> Directions
Skip the pictures and repeat each line of the data exactly.
— BEGIN Records for this task —
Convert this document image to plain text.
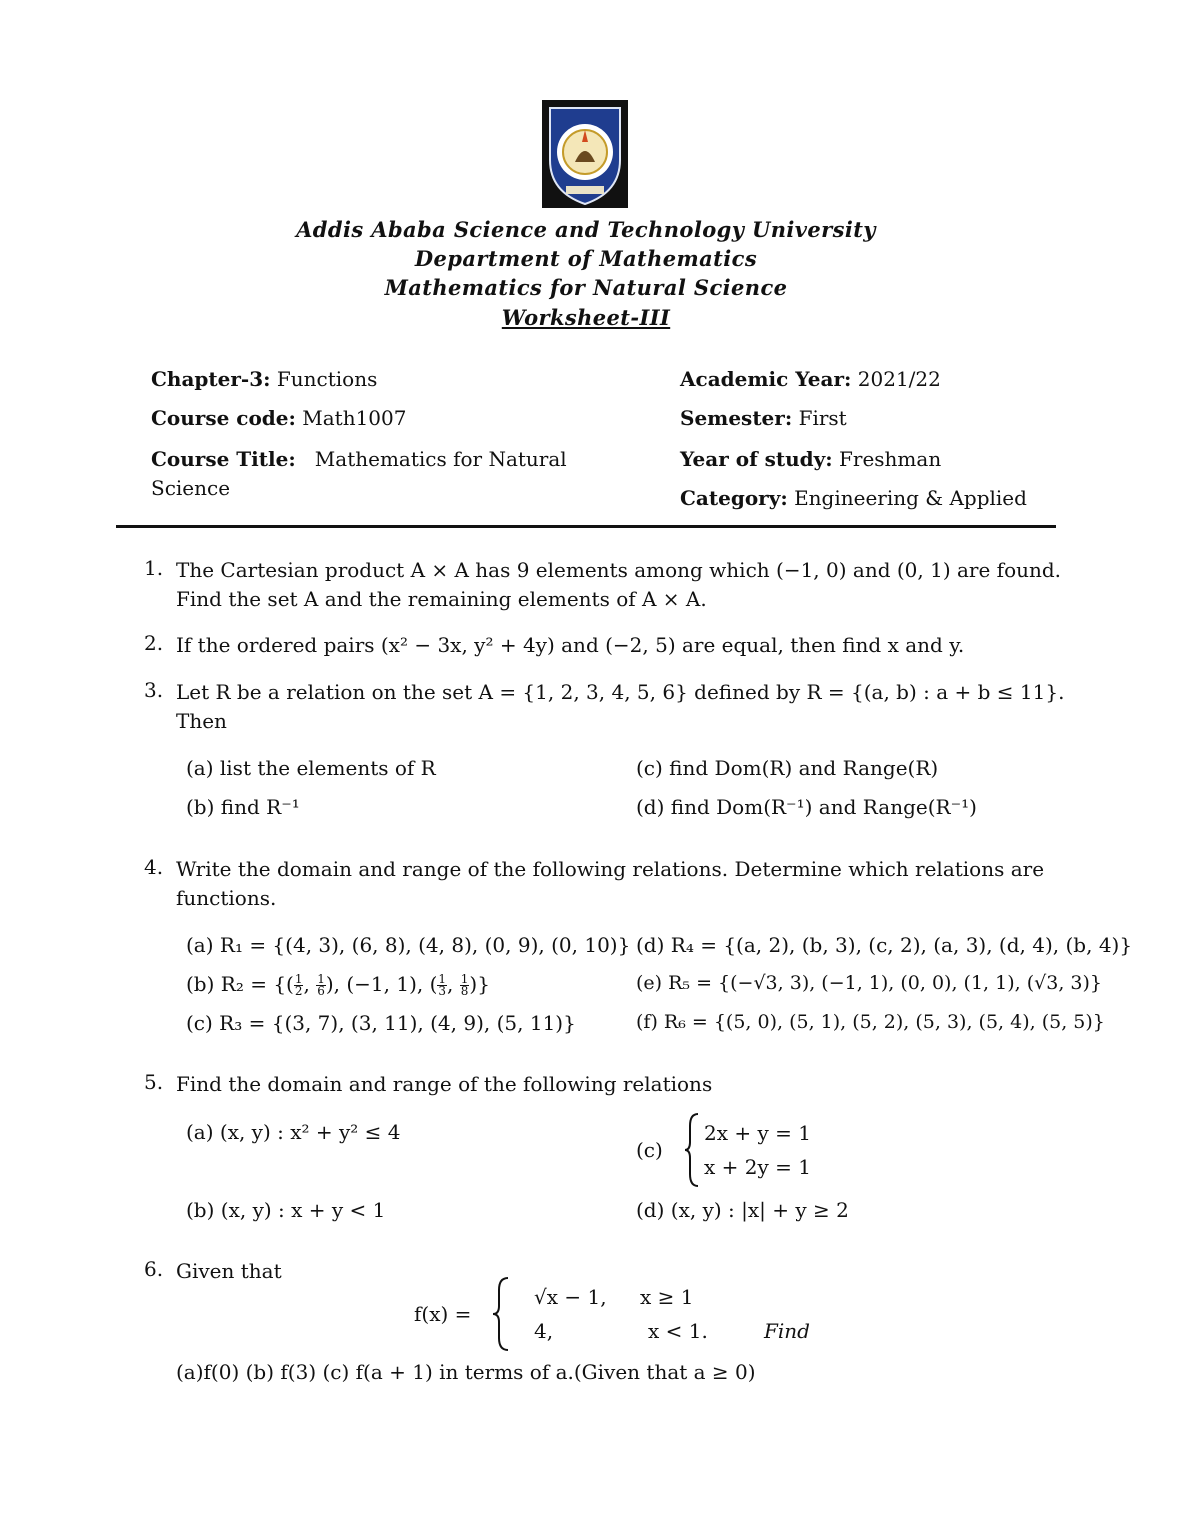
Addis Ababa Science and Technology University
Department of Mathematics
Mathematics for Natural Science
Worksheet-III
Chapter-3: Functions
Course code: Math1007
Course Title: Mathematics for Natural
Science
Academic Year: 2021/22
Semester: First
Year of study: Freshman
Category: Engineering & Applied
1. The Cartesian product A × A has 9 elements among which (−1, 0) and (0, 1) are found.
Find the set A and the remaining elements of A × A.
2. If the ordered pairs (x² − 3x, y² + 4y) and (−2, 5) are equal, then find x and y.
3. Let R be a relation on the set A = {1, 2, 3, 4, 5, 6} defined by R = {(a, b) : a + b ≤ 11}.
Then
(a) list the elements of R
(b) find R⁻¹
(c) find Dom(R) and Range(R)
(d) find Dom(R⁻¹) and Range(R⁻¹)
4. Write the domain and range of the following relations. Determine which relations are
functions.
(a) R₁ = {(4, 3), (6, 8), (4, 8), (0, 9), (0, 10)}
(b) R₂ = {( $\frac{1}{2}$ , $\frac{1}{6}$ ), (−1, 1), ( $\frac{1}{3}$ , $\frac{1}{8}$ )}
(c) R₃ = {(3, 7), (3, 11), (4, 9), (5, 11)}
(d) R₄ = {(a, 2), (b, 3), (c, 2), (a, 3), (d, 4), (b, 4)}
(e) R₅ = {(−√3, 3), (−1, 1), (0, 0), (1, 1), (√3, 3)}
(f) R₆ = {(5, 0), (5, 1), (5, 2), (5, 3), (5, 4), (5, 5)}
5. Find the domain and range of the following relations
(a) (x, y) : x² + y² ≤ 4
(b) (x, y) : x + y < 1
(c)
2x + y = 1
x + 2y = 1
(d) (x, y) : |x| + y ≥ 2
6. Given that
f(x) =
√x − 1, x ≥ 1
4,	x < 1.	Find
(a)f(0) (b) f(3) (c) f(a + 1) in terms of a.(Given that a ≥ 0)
— END Records for this task —
> Problem solution
Convert this document image to plain text.
Addis Ababa Science and Technology University
Department of Mathematics
Mathematics for Natural Science
Worksheet-III
Chapter-3: Functions
Course code: Math1007
Course Title: Mathematics for Natural
Science
Academic Year: 2021/22
Semester: First
Year of study: Freshman
Category: Engineering & Applied
1. The Cartesian product A × A has 9 elements among which (−1, 0) and (0, 1) are found.
Find the set A and the remaining elements of A × A.
2. If the ordered pairs (x² − 3x, y² + 4y) and (−2, 5) are equal, then find x and y.
3. Let R be a relation on the set A = {1, 2, 3, 4, 5, 6} defined by R = {(a, b) : a + b ≤ 11}.
Then
(a) list the elements of R
(b) find R⁻¹
(c) find Dom(R) and Range(R)
(d) find Dom(R⁻¹) and Range(R⁻¹)
4. Write the domain and range of the following relations. Determine which relations are
functions.
(a) R₁ = {(4, 3), (6, 8), (4, 8), (0, 9), (0, 10)}
(b) R₂ = {( $\frac{1}{2}$ , $\frac{1}{6}$ ), (−1, 1), ( $\frac{1}{3}$ , $\frac{1}{8}$ )}
(c) R₃ = {(3, 7), (3, 11), (4, 9), (5, 11)}
(d) R₄ = {(a, 2), (b, 3), (c, 2), (a, 3), (d, 4), (b, 4)}
(e) R₅ = {(−√3, 3), (−1, 1), (0, 0), (1, 1), (√3, 3)}
(f) R₆ = {(5, 0), (5, 1), (5, 2), (5, 3), (5, 4), (5, 5)}
5. Find the domain and range of the following relations
(a) (x, y) : x² + y² ≤ 4
(b) (x, y) : x + y < 1
(c)
2x + y = 1
x + 2y = 1
(d) (x, y) : |x| + y ≥ 2
6. Given that
f(x) =
√x − 1, x ≥ 1
4,	x < 1.	Find
(a)f(0) (b) f(3) (c) f(a + 1) in terms of a.(Given that a ≥ 0)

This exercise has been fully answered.